>> begin

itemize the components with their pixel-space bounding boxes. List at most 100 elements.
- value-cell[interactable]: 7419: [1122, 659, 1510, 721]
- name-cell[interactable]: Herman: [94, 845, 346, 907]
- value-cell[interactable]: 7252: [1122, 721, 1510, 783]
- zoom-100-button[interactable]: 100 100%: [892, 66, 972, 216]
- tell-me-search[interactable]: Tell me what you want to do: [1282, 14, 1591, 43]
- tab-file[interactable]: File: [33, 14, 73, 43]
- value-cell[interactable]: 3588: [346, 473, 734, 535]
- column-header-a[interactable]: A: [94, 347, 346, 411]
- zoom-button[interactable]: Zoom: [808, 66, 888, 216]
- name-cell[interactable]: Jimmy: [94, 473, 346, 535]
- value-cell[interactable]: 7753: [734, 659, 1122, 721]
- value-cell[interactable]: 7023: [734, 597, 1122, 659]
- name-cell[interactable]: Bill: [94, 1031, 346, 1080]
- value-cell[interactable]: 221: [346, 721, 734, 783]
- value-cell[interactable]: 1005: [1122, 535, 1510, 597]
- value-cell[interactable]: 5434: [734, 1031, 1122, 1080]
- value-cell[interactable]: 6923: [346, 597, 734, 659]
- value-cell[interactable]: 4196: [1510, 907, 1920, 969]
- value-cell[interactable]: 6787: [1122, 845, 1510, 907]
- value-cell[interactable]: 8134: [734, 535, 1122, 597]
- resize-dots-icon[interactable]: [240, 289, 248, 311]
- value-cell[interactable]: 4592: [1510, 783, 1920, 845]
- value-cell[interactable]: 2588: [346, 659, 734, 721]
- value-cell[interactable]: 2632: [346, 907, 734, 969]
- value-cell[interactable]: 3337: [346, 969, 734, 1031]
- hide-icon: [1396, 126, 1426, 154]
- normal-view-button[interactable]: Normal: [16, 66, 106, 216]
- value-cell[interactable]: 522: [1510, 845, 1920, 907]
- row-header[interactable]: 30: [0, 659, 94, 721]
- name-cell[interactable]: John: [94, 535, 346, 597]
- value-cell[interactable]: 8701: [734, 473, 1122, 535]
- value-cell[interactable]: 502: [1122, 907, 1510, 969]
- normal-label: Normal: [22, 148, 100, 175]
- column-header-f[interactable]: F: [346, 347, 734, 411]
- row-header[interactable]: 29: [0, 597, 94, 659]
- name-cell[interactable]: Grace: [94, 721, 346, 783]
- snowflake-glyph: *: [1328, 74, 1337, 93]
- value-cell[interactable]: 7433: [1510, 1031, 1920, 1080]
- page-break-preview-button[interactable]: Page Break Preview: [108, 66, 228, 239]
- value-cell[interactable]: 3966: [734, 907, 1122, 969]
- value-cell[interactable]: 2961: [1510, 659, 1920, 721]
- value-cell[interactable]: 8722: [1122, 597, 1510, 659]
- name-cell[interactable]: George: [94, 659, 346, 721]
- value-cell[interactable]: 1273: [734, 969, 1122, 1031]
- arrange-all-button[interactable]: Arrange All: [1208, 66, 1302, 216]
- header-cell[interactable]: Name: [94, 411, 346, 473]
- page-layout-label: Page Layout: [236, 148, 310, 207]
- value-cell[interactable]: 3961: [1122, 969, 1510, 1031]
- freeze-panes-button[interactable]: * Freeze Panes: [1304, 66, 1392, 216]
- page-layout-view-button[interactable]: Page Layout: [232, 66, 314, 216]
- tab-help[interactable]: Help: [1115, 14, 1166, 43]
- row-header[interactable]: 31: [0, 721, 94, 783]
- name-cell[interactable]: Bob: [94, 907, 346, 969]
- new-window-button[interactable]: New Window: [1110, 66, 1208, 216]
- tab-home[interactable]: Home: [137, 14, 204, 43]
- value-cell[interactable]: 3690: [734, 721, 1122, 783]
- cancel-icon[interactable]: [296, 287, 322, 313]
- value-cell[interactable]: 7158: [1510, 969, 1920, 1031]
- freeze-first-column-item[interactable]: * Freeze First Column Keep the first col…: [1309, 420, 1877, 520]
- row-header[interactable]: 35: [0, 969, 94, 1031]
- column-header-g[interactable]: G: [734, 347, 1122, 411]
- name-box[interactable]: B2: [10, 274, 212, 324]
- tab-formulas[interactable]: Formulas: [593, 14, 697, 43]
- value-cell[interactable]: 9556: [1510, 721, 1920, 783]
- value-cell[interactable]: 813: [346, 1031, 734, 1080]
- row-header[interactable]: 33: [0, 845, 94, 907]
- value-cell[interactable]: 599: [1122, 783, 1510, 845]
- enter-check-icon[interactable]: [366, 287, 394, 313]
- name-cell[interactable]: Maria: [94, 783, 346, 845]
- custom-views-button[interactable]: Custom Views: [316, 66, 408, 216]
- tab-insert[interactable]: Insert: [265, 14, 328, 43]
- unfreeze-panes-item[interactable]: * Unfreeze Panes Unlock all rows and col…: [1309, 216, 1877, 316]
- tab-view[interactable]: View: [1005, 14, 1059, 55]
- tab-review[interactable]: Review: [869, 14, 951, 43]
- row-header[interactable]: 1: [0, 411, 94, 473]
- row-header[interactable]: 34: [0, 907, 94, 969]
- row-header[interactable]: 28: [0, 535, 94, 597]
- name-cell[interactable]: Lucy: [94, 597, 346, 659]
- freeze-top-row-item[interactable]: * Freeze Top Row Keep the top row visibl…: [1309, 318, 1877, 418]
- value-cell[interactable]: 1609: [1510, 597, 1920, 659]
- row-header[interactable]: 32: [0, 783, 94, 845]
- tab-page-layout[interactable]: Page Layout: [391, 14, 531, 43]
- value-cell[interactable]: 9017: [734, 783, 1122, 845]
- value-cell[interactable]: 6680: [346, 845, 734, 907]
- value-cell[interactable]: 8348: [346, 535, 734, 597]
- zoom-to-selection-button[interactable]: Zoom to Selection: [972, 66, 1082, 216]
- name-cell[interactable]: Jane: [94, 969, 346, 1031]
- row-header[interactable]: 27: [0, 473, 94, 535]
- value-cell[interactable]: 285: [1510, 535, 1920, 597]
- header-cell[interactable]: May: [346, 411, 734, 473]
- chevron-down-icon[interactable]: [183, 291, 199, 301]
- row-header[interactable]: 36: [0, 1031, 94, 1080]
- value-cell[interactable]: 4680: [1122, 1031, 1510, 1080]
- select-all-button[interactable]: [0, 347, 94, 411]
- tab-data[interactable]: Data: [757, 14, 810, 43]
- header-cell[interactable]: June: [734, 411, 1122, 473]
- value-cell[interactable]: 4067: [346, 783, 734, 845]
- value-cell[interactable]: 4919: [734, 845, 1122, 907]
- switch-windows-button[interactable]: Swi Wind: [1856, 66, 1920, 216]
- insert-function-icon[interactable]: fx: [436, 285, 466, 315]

>> end

| WHAT THE TASK ASKS |
Convert every line of the entries above into a JSON array of strings, with one string per line and no blank lines.

| THE ANSWER |
[
  "itemize the components with their pixel-space bounding boxes. List at most 100 elements.",
  "- value-cell[interactable]: 7419: [1122, 659, 1510, 721]",
  "- name-cell[interactable]: Herman: [94, 845, 346, 907]",
  "- value-cell[interactable]: 7252: [1122, 721, 1510, 783]",
  "- zoom-100-button[interactable]: 100 100%: [892, 66, 972, 216]",
  "- tell-me-search[interactable]: Tell me what you want to do: [1282, 14, 1591, 43]",
  "- tab-file[interactable]: File: [33, 14, 73, 43]",
  "- value-cell[interactable]: 3588: [346, 473, 734, 535]",
  "- column-header-a[interactable]: A: [94, 347, 346, 411]",
  "- zoom-button[interactable]: Zoom: [808, 66, 888, 216]",
  "- name-cell[interactable]: Jimmy: [94, 473, 346, 535]",
  "- value-cell[interactable]: 7753: [734, 659, 1122, 721]",
  "- value-cell[interactable]: 7023: [734, 597, 1122, 659]",
  "- name-cell[interactable]: Bill: [94, 1031, 346, 1080]",
  "- value-cell[interactable]: 221: [346, 721, 734, 783]",
  "- value-cell[interactable]: 1005: [1122, 535, 1510, 597]",
  "- value-cell[interactable]: 5434: [734, 1031, 1122, 1080]",
  "- value-cell[interactable]: 6923: [346, 597, 734, 659]",
  "- value-cell[interactable]: 4196: [1510, 907, 1920, 969]",
  "- value-cell[interactable]: 6787: [1122, 845, 1510, 907]",
  "- value-cell[interactable]: 8134: [734, 535, 1122, 597]",
  "- resize-dots-icon[interactable]: [240, 289, 248, 311]",
  "- value-cell[interactable]: 4592: [1510, 783, 1920, 845]",
  "- value-cell[interactable]: 2588: [346, 659, 734, 721]",
  "- value-cell[interactable]: 2632: [346, 907, 734, 969]",
  "- value-cell[interactable]: 3337: [346, 969, 734, 1031]",
  "- hide-icon: [1396, 126, 1426, 154]",
  "- normal-view-button[interactable]: Normal: [16, 66, 106, 216]",
  "- value-cell[interactable]: 522: [1510, 845, 1920, 907]",
  "- row-header[interactable]: 30: [0, 659, 94, 721]",
  "- name-cell[interactable]: John: [94, 535, 346, 597]",
  "- value-cell[interactable]: 8701: [734, 473, 1122, 535]",
  "- value-cell[interactable]: 502: [1122, 907, 1510, 969]",
  "- normal-label: Normal: [22, 148, 100, 175]",
  "- column-header-f[interactable]: F: [346, 347, 734, 411]",
  "- row-header[interactable]: 29: [0, 597, 94, 659]",
  "- name-cell[interactable]: Grace: [94, 721, 346, 783]",
  "- snowflake-glyph: *: [1328, 74, 1337, 93]",
  "- value-cell[interactable]: 7433: [1510, 1031, 1920, 1080]",
  "- page-break-preview-button[interactable]: Page Break Preview: [108, 66, 228, 239]",
  "- value-cell[interactable]: 3966: [734, 907, 1122, 969]",
  "- value-cell[interactable]: 2961: [1510, 659, 1920, 721]",
  "- value-cell[interactable]: 8722: [1122, 597, 1510, 659]",
  "- name-cell[interactable]: George: [94, 659, 346, 721]",
  "- value-cell[interactable]: 1273: [734, 969, 1122, 1031]",
  "- arrange-all-button[interactable]: Arrange All: [1208, 66, 1302, 216]",
  "- header-cell[interactable]: Name: [94, 411, 346, 473]",
  "- page-layout-label: Page Layout: [236, 148, 310, 207]",
  "- value-cell[interactable]: 3961: [1122, 969, 1510, 1031]",
  "- freeze-panes-button[interactable]: * Freeze Panes: [1304, 66, 1392, 216]",
  "- page-layout-view-button[interactable]: Page Layout: [232, 66, 314, 216]",
  "- tab-help[interactable]: Help: [1115, 14, 1166, 43]",
  "- row-header[interactable]: 31: [0, 721, 94, 783]",
  "- name-cell[interactable]: Bob: [94, 907, 346, 969]",
  "- new-window-button[interactable]: New Window: [1110, 66, 1208, 216]",
  "- tab-home[interactable]: Home: [137, 14, 204, 43]",
  "- value-cell[interactable]: 3690: [734, 721, 1122, 783]",
  "- cancel-icon[interactable]: [296, 287, 322, 313]",
  "- value-cell[interactable]: 7158: [1510, 969, 1920, 1031]",
  "- freeze-first-column-item[interactable]: * Freeze First Column Keep the first col…: [1309, 420, 1877, 520]",
  "- row-header[interactable]: 35: [0, 969, 94, 1031]",
  "- column-header-g[interactable]: G: [734, 347, 1122, 411]",
  "- name-box[interactable]: B2: [10, 274, 212, 324]",
  "- tab-formulas[interactable]: Formulas: [593, 14, 697, 43]",
  "- value-cell[interactable]: 9556: [1510, 721, 1920, 783]",
  "- value-cell[interactable]: 813: [346, 1031, 734, 1080]",
  "- row-header[interactable]: 33: [0, 845, 94, 907]",
  "- value-cell[interactable]: 599: [1122, 783, 1510, 845]",
  "- enter-check-icon[interactable]: [366, 287, 394, 313]",
  "- name-cell[interactable]: Maria: [94, 783, 346, 845]",
  "- custom-views-button[interactable]: Custom Views: [316, 66, 408, 216]",
  "- tab-insert[interactable]: Insert: [265, 14, 328, 43]",
  "- unfreeze-panes-item[interactable]: * Unfreeze Panes Unlock all rows and col…: [1309, 216, 1877, 316]",
  "- tab-view[interactable]: View: [1005, 14, 1059, 55]",
  "- tab-review[interactable]: Review: [869, 14, 951, 43]",
  "- row-header[interactable]: 1: [0, 411, 94, 473]",
  "- row-header[interactable]: 34: [0, 907, 94, 969]",
  "- row-header[interactable]: 28: [0, 535, 94, 597]",
  "- name-cell[interactable]: Lucy: [94, 597, 346, 659]",
  "- freeze-top-row-item[interactable]: * Freeze Top Row Keep the top row visibl…: [1309, 318, 1877, 418]",
  "- value-cell[interactable]: 1609: [1510, 597, 1920, 659]",
  "- row-header[interactable]: 32: [0, 783, 94, 845]",
  "- tab-page-layout[interactable]: Page Layout: [391, 14, 531, 43]",
  "- value-cell[interactable]: 9017: [734, 783, 1122, 845]",
  "- value-cell[interactable]: 6680: [346, 845, 734, 907]",
  "- value-cell[interactable]: 8348: [346, 535, 734, 597]",
  "- zoom-to-selection-button[interactable]: Zoom to Selection: [972, 66, 1082, 216]",
  "- name-cell[interactable]: Jane: [94, 969, 346, 1031]",
  "- row-header[interactable]: 27: [0, 473, 94, 535]",
  "- value-cell[interactable]: 285: [1510, 535, 1920, 597]",
  "- header-cell[interactable]: May: [346, 411, 734, 473]",
  "- chevron-down-icon[interactable]: [183, 291, 199, 301]",
  "- row-header[interactable]: 36: [0, 1031, 94, 1080]",
  "- value-cell[interactable]: 4680: [1122, 1031, 1510, 1080]",
  "- select-all-button[interactable]: [0, 347, 94, 411]",
  "- tab-data[interactable]: Data: [757, 14, 810, 43]",
  "- header-cell[interactable]: June: [734, 411, 1122, 473]",
  "- value-cell[interactable]: 4067: [346, 783, 734, 845]",
  "- value-cell[interactable]: 4919: [734, 845, 1122, 907]",
  "- switch-windows-button[interactable]: Swi Wind: [1856, 66, 1920, 216]",
  "- insert-function-icon[interactable]: fx: [436, 285, 466, 315]"
]